[RECORDS FOR THIS EXERCISE]
○ ○ ○ ○ ○ ○ ○

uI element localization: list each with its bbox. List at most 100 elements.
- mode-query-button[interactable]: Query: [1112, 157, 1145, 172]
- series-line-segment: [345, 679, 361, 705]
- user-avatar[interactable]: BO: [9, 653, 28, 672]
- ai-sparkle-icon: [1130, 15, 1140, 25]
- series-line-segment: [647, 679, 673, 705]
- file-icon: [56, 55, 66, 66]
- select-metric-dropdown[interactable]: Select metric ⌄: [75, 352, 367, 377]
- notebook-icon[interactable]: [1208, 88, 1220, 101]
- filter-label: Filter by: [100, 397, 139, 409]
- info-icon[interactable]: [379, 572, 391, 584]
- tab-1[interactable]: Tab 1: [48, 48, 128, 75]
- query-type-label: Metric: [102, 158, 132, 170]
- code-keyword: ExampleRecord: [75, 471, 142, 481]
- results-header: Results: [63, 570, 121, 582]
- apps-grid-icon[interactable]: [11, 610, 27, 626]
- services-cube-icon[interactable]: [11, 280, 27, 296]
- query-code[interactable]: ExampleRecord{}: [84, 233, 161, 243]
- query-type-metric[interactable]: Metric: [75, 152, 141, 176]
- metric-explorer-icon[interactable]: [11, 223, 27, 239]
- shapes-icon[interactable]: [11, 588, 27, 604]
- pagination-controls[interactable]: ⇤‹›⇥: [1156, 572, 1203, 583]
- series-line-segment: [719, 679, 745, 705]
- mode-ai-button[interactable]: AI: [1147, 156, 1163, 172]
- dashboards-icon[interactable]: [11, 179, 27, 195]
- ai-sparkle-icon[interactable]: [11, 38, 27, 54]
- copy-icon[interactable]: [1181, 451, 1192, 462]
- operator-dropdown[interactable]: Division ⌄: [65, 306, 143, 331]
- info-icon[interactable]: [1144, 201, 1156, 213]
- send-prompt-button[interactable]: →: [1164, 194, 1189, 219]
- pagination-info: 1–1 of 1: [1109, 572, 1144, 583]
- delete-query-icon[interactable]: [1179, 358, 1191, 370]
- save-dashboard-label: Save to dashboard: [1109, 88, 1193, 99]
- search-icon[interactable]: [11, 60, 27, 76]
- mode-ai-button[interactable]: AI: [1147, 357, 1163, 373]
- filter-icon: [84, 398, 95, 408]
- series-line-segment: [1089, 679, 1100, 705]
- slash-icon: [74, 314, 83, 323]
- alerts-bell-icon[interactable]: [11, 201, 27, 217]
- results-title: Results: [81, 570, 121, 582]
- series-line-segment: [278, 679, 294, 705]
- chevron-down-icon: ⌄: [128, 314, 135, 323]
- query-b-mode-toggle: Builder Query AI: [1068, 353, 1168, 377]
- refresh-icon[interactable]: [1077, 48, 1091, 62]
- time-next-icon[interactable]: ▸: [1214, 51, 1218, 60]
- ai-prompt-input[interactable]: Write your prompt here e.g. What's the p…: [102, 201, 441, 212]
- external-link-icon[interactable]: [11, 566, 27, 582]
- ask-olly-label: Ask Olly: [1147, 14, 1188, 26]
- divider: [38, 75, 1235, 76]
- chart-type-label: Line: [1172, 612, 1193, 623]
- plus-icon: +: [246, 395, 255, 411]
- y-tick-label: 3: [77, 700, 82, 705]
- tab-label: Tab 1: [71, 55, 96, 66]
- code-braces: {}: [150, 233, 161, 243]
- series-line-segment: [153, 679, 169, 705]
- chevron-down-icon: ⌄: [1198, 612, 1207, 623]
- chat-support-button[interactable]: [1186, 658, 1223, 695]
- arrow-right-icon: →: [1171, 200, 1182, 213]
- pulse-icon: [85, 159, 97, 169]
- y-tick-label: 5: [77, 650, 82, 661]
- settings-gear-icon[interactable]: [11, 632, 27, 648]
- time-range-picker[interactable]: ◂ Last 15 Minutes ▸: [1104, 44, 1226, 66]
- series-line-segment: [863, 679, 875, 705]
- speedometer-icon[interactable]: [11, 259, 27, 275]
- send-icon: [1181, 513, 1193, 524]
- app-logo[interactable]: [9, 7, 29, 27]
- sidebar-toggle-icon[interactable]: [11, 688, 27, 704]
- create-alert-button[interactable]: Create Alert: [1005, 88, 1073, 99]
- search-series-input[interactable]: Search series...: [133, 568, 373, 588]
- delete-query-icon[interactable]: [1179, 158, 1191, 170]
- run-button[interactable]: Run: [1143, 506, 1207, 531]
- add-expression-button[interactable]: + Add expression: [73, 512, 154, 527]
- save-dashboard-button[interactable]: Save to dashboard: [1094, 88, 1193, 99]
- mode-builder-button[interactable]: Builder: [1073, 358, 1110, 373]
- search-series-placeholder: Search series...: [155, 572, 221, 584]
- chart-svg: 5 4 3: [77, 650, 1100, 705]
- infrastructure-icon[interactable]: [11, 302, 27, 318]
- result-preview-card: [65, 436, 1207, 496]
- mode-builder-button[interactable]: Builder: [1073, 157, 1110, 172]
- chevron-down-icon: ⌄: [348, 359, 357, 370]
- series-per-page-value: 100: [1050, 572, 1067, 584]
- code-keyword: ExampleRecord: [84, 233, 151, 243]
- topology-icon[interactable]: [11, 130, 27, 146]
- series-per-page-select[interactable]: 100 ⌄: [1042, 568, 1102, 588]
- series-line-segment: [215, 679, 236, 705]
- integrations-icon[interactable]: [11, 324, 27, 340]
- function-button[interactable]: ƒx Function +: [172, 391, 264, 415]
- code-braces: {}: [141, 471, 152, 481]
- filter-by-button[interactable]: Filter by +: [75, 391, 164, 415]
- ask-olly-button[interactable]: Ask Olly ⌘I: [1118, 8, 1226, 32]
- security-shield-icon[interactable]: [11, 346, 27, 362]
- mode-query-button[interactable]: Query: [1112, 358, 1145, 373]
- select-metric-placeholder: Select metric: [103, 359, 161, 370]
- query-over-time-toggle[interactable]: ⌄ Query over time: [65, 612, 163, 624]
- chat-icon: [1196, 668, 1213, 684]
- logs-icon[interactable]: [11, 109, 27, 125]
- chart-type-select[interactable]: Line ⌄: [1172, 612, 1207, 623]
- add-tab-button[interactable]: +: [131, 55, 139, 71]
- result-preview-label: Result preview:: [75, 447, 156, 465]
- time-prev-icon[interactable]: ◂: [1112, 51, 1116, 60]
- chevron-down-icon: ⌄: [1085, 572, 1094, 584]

○ ○ ○ ○ ○ ○ ○

[WHAT THE EXERCISE ASKS] Can you render the lines above as a numbered list, leaving out any blank ones?

[OUTPUT BELOW]
1. uI element localization: list each with its bbox. List at most 100 elements.
2. - mode-query-button[interactable]: Query: [1112, 157, 1145, 172]
3. - series-line-segment: [345, 679, 361, 705]
4. - user-avatar[interactable]: BO: [9, 653, 28, 672]
5. - ai-sparkle-icon: [1130, 15, 1140, 25]
6. - series-line-segment: [647, 679, 673, 705]
7. - file-icon: [56, 55, 66, 66]
8. - select-metric-dropdown[interactable]: Select metric ⌄: [75, 352, 367, 377]
9. - notebook-icon[interactable]: [1208, 88, 1220, 101]
10. - filter-label: Filter by: [100, 397, 139, 409]
11. - info-icon[interactable]: [379, 572, 391, 584]
12. - tab-1[interactable]: Tab 1: [48, 48, 128, 75]
13. - query-type-label: Metric: [102, 158, 132, 170]
14. - code-keyword: ExampleRecord: [75, 471, 142, 481]
15. - results-header: Results: [63, 570, 121, 582]
16. - apps-grid-icon[interactable]: [11, 610, 27, 626]
17. - services-cube-icon[interactable]: [11, 280, 27, 296]
18. - query-code[interactable]: ExampleRecord{}: [84, 233, 161, 243]
19. - query-type-metric[interactable]: Metric: [75, 152, 141, 176]
20. - metric-explorer-icon[interactable]: [11, 223, 27, 239]
21. - shapes-icon[interactable]: [11, 588, 27, 604]
22. - pagination-controls[interactable]: ⇤‹›⇥: [1156, 572, 1203, 583]
23. - series-line-segment: [719, 679, 745, 705]
24. - mode-ai-button[interactable]: AI: [1147, 156, 1163, 172]
25. - dashboards-icon[interactable]: [11, 179, 27, 195]
26. - ai-sparkle-icon[interactable]: [11, 38, 27, 54]
27. - copy-icon[interactable]: [1181, 451, 1192, 462]
28. - operator-dropdown[interactable]: Division ⌄: [65, 306, 143, 331]
29. - info-icon[interactable]: [1144, 201, 1156, 213]
30. - send-prompt-button[interactable]: →: [1164, 194, 1189, 219]
31. - pagination-info: 1–1 of 1: [1109, 572, 1144, 583]
32. - delete-query-icon[interactable]: [1179, 358, 1191, 370]
33. - save-dashboard-label: Save to dashboard: [1109, 88, 1193, 99]
34. - search-icon[interactable]: [11, 60, 27, 76]
35. - mode-ai-button[interactable]: AI: [1147, 357, 1163, 373]
36. - filter-icon: [84, 398, 95, 408]
37. - series-line-segment: [1089, 679, 1100, 705]
38. - slash-icon: [74, 314, 83, 323]
39. - alerts-bell-icon[interactable]: [11, 201, 27, 217]
40. - results-title: Results: [81, 570, 121, 582]
41. - series-line-segment: [278, 679, 294, 705]
42. - chevron-down-icon: ⌄: [128, 314, 135, 323]
43. - query-b-mode-toggle: Builder Query AI: [1068, 353, 1168, 377]
44. - refresh-icon[interactable]: [1077, 48, 1091, 62]
45. - time-next-icon[interactable]: ▸: [1214, 51, 1218, 60]
46. - ai-prompt-input[interactable]: Write your prompt here e.g. What's the p…: [102, 201, 441, 212]
47. - external-link-icon[interactable]: [11, 566, 27, 582]
48. - ask-olly-label: Ask Olly: [1147, 14, 1188, 26]
49. - divider: [38, 75, 1235, 76]
50. - chart-type-label: Line: [1172, 612, 1193, 623]
51. - plus-icon: +: [246, 395, 255, 411]
52. - y-tick-label: 3: [77, 700, 82, 705]
53. - tab-label: Tab 1: [71, 55, 96, 66]
54. - code-braces: {}: [150, 233, 161, 243]
55. - series-line-segment: [153, 679, 169, 705]
56. - chevron-down-icon: ⌄: [1198, 612, 1207, 623]
57. - chat-support-button[interactable]: [1186, 658, 1223, 695]
58. - arrow-right-icon: →: [1171, 200, 1182, 213]
59. - pulse-icon: [85, 159, 97, 169]
60. - y-tick-label: 5: [77, 650, 82, 661]
61. - settings-gear-icon[interactable]: [11, 632, 27, 648]
62. - time-range-picker[interactable]: ◂ Last 15 Minutes ▸: [1104, 44, 1226, 66]
63. - series-line-segment: [863, 679, 875, 705]
64. - speedometer-icon[interactable]: [11, 259, 27, 275]
65. - send-icon: [1181, 513, 1193, 524]
66. - app-logo[interactable]: [9, 7, 29, 27]
67. - sidebar-toggle-icon[interactable]: [11, 688, 27, 704]
68. - create-alert-button[interactable]: Create Alert: [1005, 88, 1073, 99]
69. - search-series-input[interactable]: Search series...: [133, 568, 373, 588]
70. - delete-query-icon[interactable]: [1179, 158, 1191, 170]
71. - run-button[interactable]: Run: [1143, 506, 1207, 531]
72. - add-expression-button[interactable]: + Add expression: [73, 512, 154, 527]
73. - save-dashboard-button[interactable]: Save to dashboard: [1094, 88, 1193, 99]
74. - mode-builder-button[interactable]: Builder: [1073, 358, 1110, 373]
75. - search-series-placeholder: Search series...: [155, 572, 221, 584]
76. - chart-svg: 5 4 3: [77, 650, 1100, 705]
77. - infrastructure-icon[interactable]: [11, 302, 27, 318]
78. - result-preview-card: [65, 436, 1207, 496]
79. - mode-builder-button[interactable]: Builder: [1073, 157, 1110, 172]
80. - chevron-down-icon: ⌄: [348, 359, 357, 370]
81. - series-per-page-value: 100: [1050, 572, 1067, 584]
82. - code-keyword: ExampleRecord: [84, 233, 151, 243]
83. - topology-icon[interactable]: [11, 130, 27, 146]
84. - series-per-page-select[interactable]: 100 ⌄: [1042, 568, 1102, 588]
85. - series-line-segment: [215, 679, 236, 705]
86. - integrations-icon[interactable]: [11, 324, 27, 340]
87. - function-button[interactable]: ƒx Function +: [172, 391, 264, 415]
88. - code-braces: {}: [141, 471, 152, 481]
89. - filter-by-button[interactable]: Filter by +: [75, 391, 164, 415]
90. - ask-olly-button[interactable]: Ask Olly ⌘I: [1118, 8, 1226, 32]
91. - security-shield-icon[interactable]: [11, 346, 27, 362]
92. - mode-query-button[interactable]: Query: [1112, 358, 1145, 373]
93. - select-metric-placeholder: Select metric: [103, 359, 161, 370]
94. - query-over-time-toggle[interactable]: ⌄ Query over time: [65, 612, 163, 624]
95. - chat-icon: [1196, 668, 1213, 684]
96. - logs-icon[interactable]: [11, 109, 27, 125]
97. - chart-type-select[interactable]: Line ⌄: [1172, 612, 1207, 623]
98. - add-tab-button[interactable]: +: [131, 55, 139, 71]
99. - result-preview-label: Result preview:: [75, 447, 156, 465]
100. - time-prev-icon[interactable]: ◂: [1112, 51, 1116, 60]
101. - chevron-down-icon: ⌄: [1085, 572, 1094, 584]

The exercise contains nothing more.